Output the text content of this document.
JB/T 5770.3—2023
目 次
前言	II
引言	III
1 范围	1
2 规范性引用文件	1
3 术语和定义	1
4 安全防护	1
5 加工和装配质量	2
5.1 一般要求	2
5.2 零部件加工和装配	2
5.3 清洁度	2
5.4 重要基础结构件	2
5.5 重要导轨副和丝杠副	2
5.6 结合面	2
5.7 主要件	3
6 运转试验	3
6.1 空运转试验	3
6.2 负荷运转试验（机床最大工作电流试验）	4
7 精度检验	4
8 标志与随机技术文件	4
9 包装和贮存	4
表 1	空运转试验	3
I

§ **Description of the task**:
Please repeat the material above, word for word and in full.

§ **Exercise result**:
Output the text content of this document.
JB/T 5770.3—2023
目 次
前言	II
引言	III
1 范围	1
2 规范性引用文件	1
3 术语和定义	1
4 安全防护	1
5 加工和装配质量	2
5.1 一般要求	2
5.2 零部件加工和装配	2
5.3 清洁度	2
5.4 重要基础结构件	2
5.5 重要导轨副和丝杠副	2
5.6 结合面	2
5.7 主要件	3
6 运转试验	3
6.1 空运转试验	3
6.2 负荷运转试验（机床最大工作电流试验）	4
7 精度检验	4
8 标志与随机技术文件	4
9 包装和贮存	4
表 1	空运转试验	3
I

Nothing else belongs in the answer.